◆ EXERCISE
Extract the complete listing and repeat it word for word.

◆ DATA RECORDS
BEGIN

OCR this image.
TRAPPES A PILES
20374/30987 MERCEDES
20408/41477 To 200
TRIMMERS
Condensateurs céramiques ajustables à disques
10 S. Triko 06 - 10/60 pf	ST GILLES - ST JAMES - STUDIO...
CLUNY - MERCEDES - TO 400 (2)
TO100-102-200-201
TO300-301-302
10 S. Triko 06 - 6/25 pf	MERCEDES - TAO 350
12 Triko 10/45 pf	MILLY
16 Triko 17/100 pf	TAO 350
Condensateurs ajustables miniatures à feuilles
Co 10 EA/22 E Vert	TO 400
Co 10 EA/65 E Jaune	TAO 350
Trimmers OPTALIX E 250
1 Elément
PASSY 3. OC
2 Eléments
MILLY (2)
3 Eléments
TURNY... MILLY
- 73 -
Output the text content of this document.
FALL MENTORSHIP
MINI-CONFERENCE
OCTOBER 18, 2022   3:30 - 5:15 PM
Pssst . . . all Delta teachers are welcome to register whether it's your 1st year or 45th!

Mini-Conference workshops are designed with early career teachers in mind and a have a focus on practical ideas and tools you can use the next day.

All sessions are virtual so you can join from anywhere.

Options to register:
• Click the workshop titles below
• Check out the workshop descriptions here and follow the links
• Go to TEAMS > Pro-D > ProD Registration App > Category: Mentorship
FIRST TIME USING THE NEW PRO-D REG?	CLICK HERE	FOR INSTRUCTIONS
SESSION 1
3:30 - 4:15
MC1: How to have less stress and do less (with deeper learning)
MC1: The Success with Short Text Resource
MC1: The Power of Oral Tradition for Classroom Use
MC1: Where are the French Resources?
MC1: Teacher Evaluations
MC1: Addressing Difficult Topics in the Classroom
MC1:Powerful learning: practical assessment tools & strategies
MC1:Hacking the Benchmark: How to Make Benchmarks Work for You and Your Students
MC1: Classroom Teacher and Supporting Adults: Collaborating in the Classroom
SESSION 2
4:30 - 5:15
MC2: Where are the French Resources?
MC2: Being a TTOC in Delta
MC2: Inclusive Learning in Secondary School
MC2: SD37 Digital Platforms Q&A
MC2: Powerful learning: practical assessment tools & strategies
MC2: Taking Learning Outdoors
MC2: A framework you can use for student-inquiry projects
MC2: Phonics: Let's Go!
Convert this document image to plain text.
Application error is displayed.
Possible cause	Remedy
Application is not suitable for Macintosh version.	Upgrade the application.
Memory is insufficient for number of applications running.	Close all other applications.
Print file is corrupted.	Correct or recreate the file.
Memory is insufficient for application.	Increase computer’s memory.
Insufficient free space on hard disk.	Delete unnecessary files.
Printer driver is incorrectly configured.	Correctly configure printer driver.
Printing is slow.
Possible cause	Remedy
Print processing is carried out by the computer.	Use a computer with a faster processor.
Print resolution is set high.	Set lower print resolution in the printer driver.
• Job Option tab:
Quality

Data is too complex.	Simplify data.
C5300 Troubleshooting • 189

END

◆ TASK OUTPUT
OCR this image.
TRAPPES A PILES
20374/30987 MERCEDES
20408/41477 To 200
TRIMMERS
Condensateurs céramiques ajustables à disques
10 S. Triko 06 - 10/60 pf	ST GILLES - ST JAMES - STUDIO...
CLUNY - MERCEDES - TO 400 (2)
TO100-102-200-201
TO300-301-302
10 S. Triko 06 - 6/25 pf	MERCEDES - TAO 350
12 Triko 10/45 pf	MILLY
16 Triko 17/100 pf	TAO 350
Condensateurs ajustables miniatures à feuilles
Co 10 EA/22 E Vert	TO 400
Co 10 EA/65 E Jaune	TAO 350
Trimmers OPTALIX E 250
1 Elément
PASSY 3. OC
2 Eléments
MILLY (2)
3 Eléments
TURNY... MILLY
- 73 -
Output the text content of this document.
FALL MENTORSHIP
MINI-CONFERENCE
OCTOBER 18, 2022   3:30 - 5:15 PM
Pssst . . . all Delta teachers are welcome to register whether it's your 1st year or 45th!

Mini-Conference workshops are designed with early career teachers in mind and a have a focus on practical ideas and tools you can use the next day.

All sessions are virtual so you can join from anywhere.

Options to register:
• Click the workshop titles below
• Check out the workshop descriptions here and follow the links
• Go to TEAMS > Pro-D > ProD Registration App > Category: Mentorship
FIRST TIME USING THE NEW PRO-D REG?	CLICK HERE	FOR INSTRUCTIONS
SESSION 1
3:30 - 4:15
MC1: How to have less stress and do less (with deeper learning)
MC1: The Success with Short Text Resource
MC1: The Power of Oral Tradition for Classroom Use
MC1: Where are the French Resources?
MC1: Teacher Evaluations
MC1: Addressing Difficult Topics in the Classroom
MC1:Powerful learning: practical assessment tools & strategies
MC1:Hacking the Benchmark: How to Make Benchmarks Work for You and Your Students
MC1: Classroom Teacher and Supporting Adults: Collaborating in the Classroom
SESSION 2
4:30 - 5:15
MC2: Where are the French Resources?
MC2: Being a TTOC in Delta
MC2: Inclusive Learning in Secondary School
MC2: SD37 Digital Platforms Q&A
MC2: Powerful learning: practical assessment tools & strategies
MC2: Taking Learning Outdoors
MC2: A framework you can use for student-inquiry projects
MC2: Phonics: Let's Go!
Convert this document image to plain text.
Application error is displayed.
Possible cause	Remedy
Application is not suitable for Macintosh version.	Upgrade the application.
Memory is insufficient for number of applications running.	Close all other applications.
Print file is corrupted.	Correct or recreate the file.
Memory is insufficient for application.	Increase computer’s memory.
Insufficient free space on hard disk.	Delete unnecessary files.
Printer driver is incorrectly configured.	Correctly configure printer driver.
Printing is slow.
Possible cause	Remedy
Print processing is carried out by the computer.	Use a computer with a faster processor.
Print resolution is set high.	Set lower print resolution in the printer driver.
• Job Option tab:
Quality

Data is too complex.	Simplify data.
C5300 Troubleshooting • 189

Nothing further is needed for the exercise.